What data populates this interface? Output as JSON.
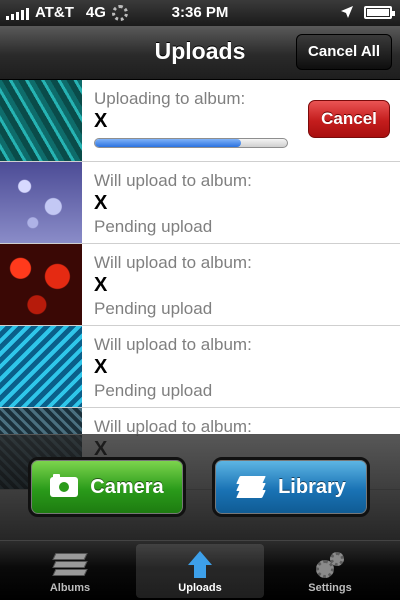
{
  "status_bar": {
    "carrier": "AT&T",
    "network": "4G",
    "time": "3:36 PM"
  },
  "nav": {
    "title": "Uploads",
    "cancel_all_label": "Cancel All"
  },
  "uploads": [
    {
      "label": "Uploading to album:",
      "album": "X",
      "status": "",
      "progress": 0.76,
      "cancel_label": "Cancel"
    },
    {
      "label": "Will upload to album:",
      "album": "X",
      "status": "Pending upload"
    },
    {
      "label": "Will upload to album:",
      "album": "X",
      "status": "Pending upload"
    },
    {
      "label": "Will upload to album:",
      "album": "X",
      "status": "Pending upload"
    },
    {
      "label": "Will upload to album:",
      "album": "X",
      "status": ""
    }
  ],
  "actions": {
    "camera_label": "Camera",
    "library_label": "Library",
    "camera_color": "#2a9b1a",
    "library_color": "#1a73b5"
  },
  "tabs": [
    {
      "label": "Albums",
      "icon": "albums-icon"
    },
    {
      "label": "Uploads",
      "icon": "upload-arrow-icon",
      "active": true
    },
    {
      "label": "Settings",
      "icon": "gear-icon"
    }
  ]
}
┄┄┄┄┄┄┄┄┄┄┄┄┄┄┄┄┄┄┄┄
_WRITTEN TASK_
Leave out the pictures and return every record word for word.

_FINAL RESULT_
What data populates this interface? Output as JSON.
{
  "status_bar": {
    "carrier": "AT&T",
    "network": "4G",
    "time": "3:36 PM"
  },
  "nav": {
    "title": "Uploads",
    "cancel_all_label": "Cancel All"
  },
  "uploads": [
    {
      "label": "Uploading to album:",
      "album": "X",
      "status": "",
      "progress": 0.76,
      "cancel_label": "Cancel"
    },
    {
      "label": "Will upload to album:",
      "album": "X",
      "status": "Pending upload"
    },
    {
      "label": "Will upload to album:",
      "album": "X",
      "status": "Pending upload"
    },
    {
      "label": "Will upload to album:",
      "album": "X",
      "status": "Pending upload"
    },
    {
      "label": "Will upload to album:",
      "album": "X",
      "status": ""
    }
  ],
  "actions": {
    "camera_label": "Camera",
    "library_label": "Library",
    "camera_color": "#2a9b1a",
    "library_color": "#1a73b5"
  },
  "tabs": [
    {
      "label": "Albums",
      "icon": "albums-icon"
    },
    {
      "label": "Uploads",
      "icon": "upload-arrow-icon",
      "active": true
    },
    {
      "label": "Settings",
      "icon": "gear-icon"
    }
  ]
}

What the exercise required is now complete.